- [DIRECTIONS FOR THIS TASK]: Repeat the listing exactly as given, omitting every image.

%%

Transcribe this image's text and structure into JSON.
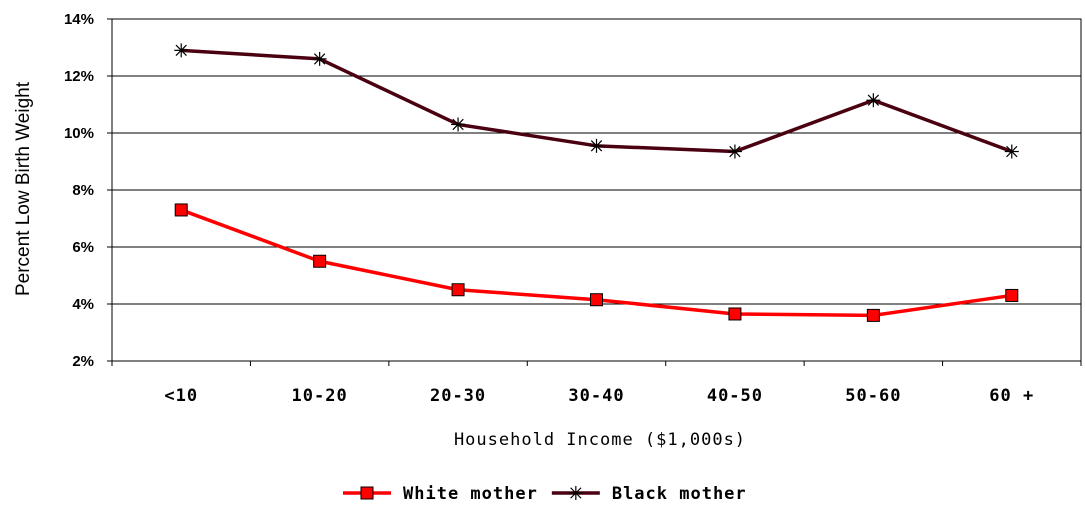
{
  "chart_data": {
    "type": "line",
    "title": "",
    "xlabel": "Household Income ($1,000s)",
    "ylabel": "Percent Low Birth Weight",
    "categories": [
      "<10",
      "10-20",
      "20-30",
      "30-40",
      "40-50",
      "50-60",
      "60 +"
    ],
    "y_ticks": [
      "2%",
      "4%",
      "6%",
      "8%",
      "10%",
      "12%",
      "14%"
    ],
    "ylim": [
      2,
      14
    ],
    "grid": "horizontal",
    "legend_position": "bottom",
    "series": [
      {
        "name": "White mother",
        "values": [
          7.3,
          5.5,
          4.5,
          4.15,
          3.65,
          3.6,
          4.3
        ],
        "color": "#ff0000",
        "marker": "square",
        "marker_color": "#ff0000"
      },
      {
        "name": "Black mother",
        "values": [
          12.9,
          12.6,
          10.3,
          9.55,
          9.35,
          11.15,
          9.35
        ],
        "color": "#4a0010",
        "marker": "asterisk",
        "marker_color": "#000000"
      }
    ]
  }
}
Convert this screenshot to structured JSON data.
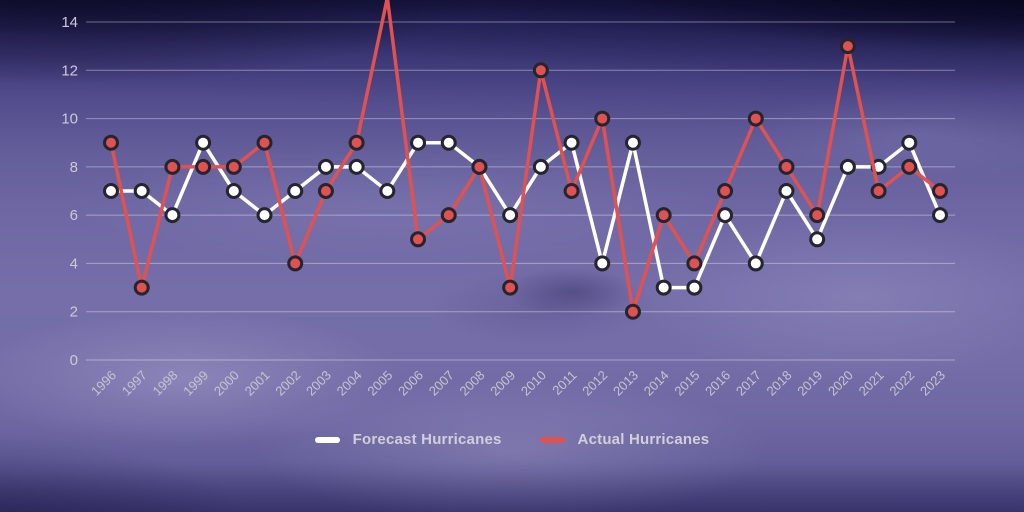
{
  "chart_data": {
    "type": "line",
    "title": "",
    "xlabel": "",
    "ylabel": "",
    "x": [
      "1996",
      "1997",
      "1998",
      "1999",
      "2000",
      "2001",
      "2002",
      "2003",
      "2004",
      "2005",
      "2006",
      "2007",
      "2008",
      "2009",
      "2010",
      "2011",
      "2012",
      "2013",
      "2014",
      "2015",
      "2016",
      "2017",
      "2018",
      "2019",
      "2020",
      "2021",
      "2022",
      "2023"
    ],
    "series": [
      {
        "name": "Forecast Hurricanes",
        "color": "#ffffff",
        "values": [
          7,
          7,
          6,
          9,
          7,
          6,
          7,
          8,
          8,
          7,
          9,
          9,
          8,
          6,
          8,
          9,
          4,
          9,
          3,
          3,
          6,
          4,
          7,
          5,
          8,
          8,
          9,
          6
        ]
      },
      {
        "name": "Actual Hurricanes",
        "color": "#e05252",
        "values": [
          9,
          3,
          8,
          8,
          8,
          9,
          4,
          7,
          9,
          15,
          5,
          6,
          8,
          3,
          12,
          7,
          10,
          2,
          6,
          4,
          7,
          10,
          8,
          6,
          13,
          7,
          8,
          7
        ]
      }
    ],
    "ylim": [
      0,
      14
    ],
    "yticks": [
      0,
      2,
      4,
      6,
      8,
      10,
      12,
      14
    ],
    "grid": "horizontal-only",
    "legend_position": "bottom-center",
    "x_tick_rotation_deg": -45
  },
  "legend": {
    "items": [
      {
        "label": "Forecast Hurricanes",
        "swatch_color": "#ffffff"
      },
      {
        "label": "Actual Hurricanes",
        "swatch_color": "#e05252"
      }
    ]
  },
  "style": {
    "point_outline_color": "#26252e",
    "gridline_color": "rgba(255,255,255,0.38)",
    "axis_text_color": "#cccad7",
    "x_axis_text_color": "#c7c4d2",
    "legend_text_color": "#d2cfdb",
    "background_theme": "hurricane-satellite-purple"
  }
}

%%

- [IN RESPONSE]:
Transcribe this image's text and structure into JSON.
{
  "chart_data": {
    "type": "line",
    "title": "",
    "xlabel": "Household Income ($1,000s)",
    "ylabel": "Percent Low Birth Weight",
    "categories": [
      "<10",
      "10-20",
      "20-30",
      "30-40",
      "40-50",
      "50-60",
      "60 +"
    ],
    "y_ticks": [
      "2%",
      "4%",
      "6%",
      "8%",
      "10%",
      "12%",
      "14%"
    ],
    "ylim": [
      2,
      14
    ],
    "grid": "horizontal",
    "legend_position": "bottom",
    "series": [
      {
        "name": "White mother",
        "values": [
          7.3,
          5.5,
          4.5,
          4.15,
          3.65,
          3.6,
          4.3
        ],
        "color": "#ff0000",
        "marker": "square",
        "marker_color": "#ff0000"
      },
      {
        "name": "Black mother",
        "values": [
          12.9,
          12.6,
          10.3,
          9.55,
          9.35,
          11.15,
          9.35
        ],
        "color": "#4a0010",
        "marker": "asterisk",
        "marker_color": "#000000"
      }
    ]
  }
}
Convert this screenshot to structured JSON data.
{
  "chart_data": {
    "type": "line",
    "title": "",
    "xlabel": "",
    "ylabel": "",
    "x": [
      "1996",
      "1997",
      "1998",
      "1999",
      "2000",
      "2001",
      "2002",
      "2003",
      "2004",
      "2005",
      "2006",
      "2007",
      "2008",
      "2009",
      "2010",
      "2011",
      "2012",
      "2013",
      "2014",
      "2015",
      "2016",
      "2017",
      "2018",
      "2019",
      "2020",
      "2021",
      "2022",
      "2023"
    ],
    "series": [
      {
        "name": "Forecast Hurricanes",
        "color": "#ffffff",
        "values": [
          7,
          7,
          6,
          9,
          7,
          6,
          7,
          8,
          8,
          7,
          9,
          9,
          8,
          6,
          8,
          9,
          4,
          9,
          3,
          3,
          6,
          4,
          7,
          5,
          8,
          8,
          9,
          6
        ]
      },
      {
        "name": "Actual Hurricanes",
        "color": "#e05252",
        "values": [
          9,
          3,
          8,
          8,
          8,
          9,
          4,
          7,
          9,
          15,
          5,
          6,
          8,
          3,
          12,
          7,
          10,
          2,
          6,
          4,
          7,
          10,
          8,
          6,
          13,
          7,
          8,
          7
        ]
      }
    ],
    "ylim": [
      0,
      14
    ],
    "yticks": [
      0,
      2,
      4,
      6,
      8,
      10,
      12,
      14
    ],
    "grid": "horizontal-only",
    "legend_position": "bottom-center",
    "x_tick_rotation_deg": -45
  },
  "legend": {
    "items": [
      {
        "label": "Forecast Hurricanes",
        "swatch_color": "#ffffff"
      },
      {
        "label": "Actual Hurricanes",
        "swatch_color": "#e05252"
      }
    ]
  },
  "style": {
    "point_outline_color": "#26252e",
    "gridline_color": "rgba(255,255,255,0.38)",
    "axis_text_color": "#cccad7",
    "x_axis_text_color": "#c7c4d2",
    "legend_text_color": "#d2cfdb",
    "background_theme": "hurricane-satellite-purple"
  }
}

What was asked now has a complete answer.